## DOCUMENT SECTION

[<prev] [next>] [<thread-prev] [thread-next>] [day] [month] [year] [list]
Message-Id: <20210728182748.3564726-2-vladimir.oltean@nxp.com>
Date: Wed, 28 Jul 2021 21:27:47 +0300
From: Vladimir Oltean <vladimir.oltean@....com>
To: netdev@...r.kernel.org, Jakub Kicinski <kuba@...nel.org>,
"David S. Miller" <davem@...emloft.net>
Cc: Florian Fainelli <f.fainelli@...il.com>,
Andrew Lunn <andrew@...n.ch>,
Vivien Didelot <vivien.didelot@...il.com>,
Ido Schimmel <idosch@...dia.com>, Jiri Pirko <jiri@...dia.com>,
Roopa Prabhu <roopa@...dia.com>,
Nikolay Aleksandrov <nikolay@...dia.com>,
Tobias Waldekranz <tobias@...dekranz.com>
Subject: [PATCH net-next 1/2] net: bridge: switchdev: replay the entire FDB for each port
Currently when a switchdev port joins a bridge, we replay all FDB
entries pointing towards that port or towards the bridge.
However, this is insufficient in certain situations:
(a) DSA, through its assisted_learning_on_cpu_port logic, snoops
dynamically learned FDB entries on foreign interfaces.
These are FDB entries that are pointing neither towards the newly
joined switchdev port, nor towards the bridge. So these addresses
would be missed when joining a bridge where a foreign interface has
already learned some addresses, and they would also linger on if the
DSA port leaves the bridge before the foreign interface forgets them.
None of this happens if we replay the entire FDB when the port joins.
(b) There is a desire to treat local FDB entries on a port (i.e. the
port's termination MAC address) identically to FDB entries pointing
towards the bridge itself. More details on the reason behind this in
the next patch. The point is that this cannot be done given the
current structure of br_fdb_replay() in this situation:
ip link set swp0 master br0 # br0 inherits its MAC address from swp0
ip link set swp1 master br0
What is desirable is that when swp1 joins the bridge, br_fdb_replay()
also notifies swp1 of br0's MAC address, but this won't in fact
happen because the MAC address of br0 does not have fdb->dst == NULL
(it doesn't point towards the bridge), but it has fdb->dst == swp0.
So our current logic makes it impossible for that address to be
replayed. But if we dump the entire FDB instead of just the entries
with fdb->dst == swp1 and fdb->dst == NULL, then the inherited MAC
address of br0 will be replayed too, which is what we need.

## STORED DATA
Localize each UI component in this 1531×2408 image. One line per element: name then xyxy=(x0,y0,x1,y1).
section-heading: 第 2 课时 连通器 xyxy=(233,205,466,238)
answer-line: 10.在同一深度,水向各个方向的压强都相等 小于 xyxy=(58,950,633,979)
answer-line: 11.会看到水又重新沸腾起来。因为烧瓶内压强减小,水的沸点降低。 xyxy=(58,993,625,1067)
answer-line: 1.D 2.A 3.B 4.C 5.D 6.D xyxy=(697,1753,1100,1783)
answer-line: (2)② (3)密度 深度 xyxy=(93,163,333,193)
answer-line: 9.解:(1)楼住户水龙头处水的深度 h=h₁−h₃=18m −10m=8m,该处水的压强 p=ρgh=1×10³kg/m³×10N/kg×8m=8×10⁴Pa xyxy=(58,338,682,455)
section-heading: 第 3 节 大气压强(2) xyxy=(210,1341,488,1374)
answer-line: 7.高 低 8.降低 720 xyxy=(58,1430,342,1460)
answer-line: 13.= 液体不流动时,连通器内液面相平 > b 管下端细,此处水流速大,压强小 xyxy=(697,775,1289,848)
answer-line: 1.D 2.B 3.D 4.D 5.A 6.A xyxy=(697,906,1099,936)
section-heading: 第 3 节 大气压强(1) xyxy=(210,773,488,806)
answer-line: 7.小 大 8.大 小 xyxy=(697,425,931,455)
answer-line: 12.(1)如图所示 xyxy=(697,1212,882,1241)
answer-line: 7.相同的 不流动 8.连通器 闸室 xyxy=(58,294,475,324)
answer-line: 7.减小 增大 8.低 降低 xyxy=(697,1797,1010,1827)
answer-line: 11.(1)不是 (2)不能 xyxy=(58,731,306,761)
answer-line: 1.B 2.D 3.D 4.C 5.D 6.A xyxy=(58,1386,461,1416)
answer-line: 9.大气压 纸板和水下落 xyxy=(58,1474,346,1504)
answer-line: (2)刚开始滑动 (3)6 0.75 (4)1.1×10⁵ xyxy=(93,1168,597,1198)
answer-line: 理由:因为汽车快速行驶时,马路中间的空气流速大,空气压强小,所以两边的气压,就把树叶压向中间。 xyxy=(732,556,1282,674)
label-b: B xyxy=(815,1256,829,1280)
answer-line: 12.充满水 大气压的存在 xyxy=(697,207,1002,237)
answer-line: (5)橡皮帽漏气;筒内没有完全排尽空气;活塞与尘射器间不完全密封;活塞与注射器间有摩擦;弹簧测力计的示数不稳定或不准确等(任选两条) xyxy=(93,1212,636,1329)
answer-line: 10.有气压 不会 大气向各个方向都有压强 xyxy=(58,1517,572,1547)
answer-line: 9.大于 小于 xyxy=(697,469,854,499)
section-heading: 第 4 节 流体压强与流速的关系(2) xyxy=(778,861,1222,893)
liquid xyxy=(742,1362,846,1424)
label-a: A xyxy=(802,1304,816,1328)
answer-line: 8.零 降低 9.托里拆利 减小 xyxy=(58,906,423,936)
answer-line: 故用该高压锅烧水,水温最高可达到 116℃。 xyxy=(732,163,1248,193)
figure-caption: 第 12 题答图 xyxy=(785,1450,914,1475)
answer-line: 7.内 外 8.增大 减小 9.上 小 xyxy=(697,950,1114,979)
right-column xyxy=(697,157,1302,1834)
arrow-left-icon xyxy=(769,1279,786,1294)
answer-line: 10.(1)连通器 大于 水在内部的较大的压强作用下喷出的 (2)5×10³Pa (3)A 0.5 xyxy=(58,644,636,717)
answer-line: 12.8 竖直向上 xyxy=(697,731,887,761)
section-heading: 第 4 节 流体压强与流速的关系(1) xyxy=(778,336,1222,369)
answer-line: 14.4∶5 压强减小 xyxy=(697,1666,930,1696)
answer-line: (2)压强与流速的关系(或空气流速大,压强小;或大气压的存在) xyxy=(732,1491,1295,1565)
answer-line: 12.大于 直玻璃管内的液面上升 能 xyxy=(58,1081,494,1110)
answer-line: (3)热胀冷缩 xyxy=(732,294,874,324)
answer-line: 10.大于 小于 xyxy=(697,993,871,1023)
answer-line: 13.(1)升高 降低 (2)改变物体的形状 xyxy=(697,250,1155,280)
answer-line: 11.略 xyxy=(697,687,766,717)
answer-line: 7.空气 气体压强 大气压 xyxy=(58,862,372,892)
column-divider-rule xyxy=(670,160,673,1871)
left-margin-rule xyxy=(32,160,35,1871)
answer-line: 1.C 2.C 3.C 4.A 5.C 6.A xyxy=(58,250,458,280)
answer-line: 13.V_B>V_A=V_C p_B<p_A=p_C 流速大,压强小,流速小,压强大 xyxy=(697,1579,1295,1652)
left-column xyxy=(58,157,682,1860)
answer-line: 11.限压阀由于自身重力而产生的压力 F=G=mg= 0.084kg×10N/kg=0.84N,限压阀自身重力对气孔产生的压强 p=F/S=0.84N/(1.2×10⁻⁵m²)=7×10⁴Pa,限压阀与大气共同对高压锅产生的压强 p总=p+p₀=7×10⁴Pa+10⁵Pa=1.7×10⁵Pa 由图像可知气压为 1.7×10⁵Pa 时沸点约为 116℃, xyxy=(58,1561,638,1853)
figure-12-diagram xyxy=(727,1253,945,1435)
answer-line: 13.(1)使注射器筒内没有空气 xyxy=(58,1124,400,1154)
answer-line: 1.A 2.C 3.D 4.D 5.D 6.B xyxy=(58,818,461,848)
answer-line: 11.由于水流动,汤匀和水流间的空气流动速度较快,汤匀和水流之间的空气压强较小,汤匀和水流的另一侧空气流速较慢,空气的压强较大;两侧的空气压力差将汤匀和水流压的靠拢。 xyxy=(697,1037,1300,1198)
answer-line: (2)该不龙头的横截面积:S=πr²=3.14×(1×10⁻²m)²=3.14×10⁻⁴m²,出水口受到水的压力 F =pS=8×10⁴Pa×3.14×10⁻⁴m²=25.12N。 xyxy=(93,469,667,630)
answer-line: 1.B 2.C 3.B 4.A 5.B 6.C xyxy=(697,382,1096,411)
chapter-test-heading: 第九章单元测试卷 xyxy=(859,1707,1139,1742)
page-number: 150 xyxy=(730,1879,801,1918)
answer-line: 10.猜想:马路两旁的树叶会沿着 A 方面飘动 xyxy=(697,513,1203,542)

## PROBLEMS AND TASKS
(A) Summarize the patch message in exactly two sentences.
(B) For each statement, answer yes or no according to the patch message, and quote the words that decide it.
(i) Currently, when a switchdev port joins a bridge, the FDB entries pointing towards that port or towards the bridge are replayed.
(ii) In the swp0 and swp1 example, br0's MAC address has fdb->dst == NULL.
(iii) The patch message says the reason for treating a port's local FDB entries like entries pointing towards the bridge is explained in this same patch.

## ANSWERS TO EACH TASK
(A) The patch changes br_fdb_replay() so that when a switchdev port joins a bridge, the entire FDB is replayed rather than only the entries pointing towards that port or towards the bridge. The current approach misses dynamically learned entries that DSA snoops on foreign interfaces, and it cannot replay a bridge MAC address inherited from another port, such as br0's address, which has fdb->dst == swp0.

(B)
(i) Yes: "Currently when a switchdev port joins a bridge, we replay all FDB entries pointing towards that port or towards the bridge."
(ii) No: "the MAC address of br0 does not have fdb->dst == NULL"
(iii) No: "More details on the reason behind this in the next patch."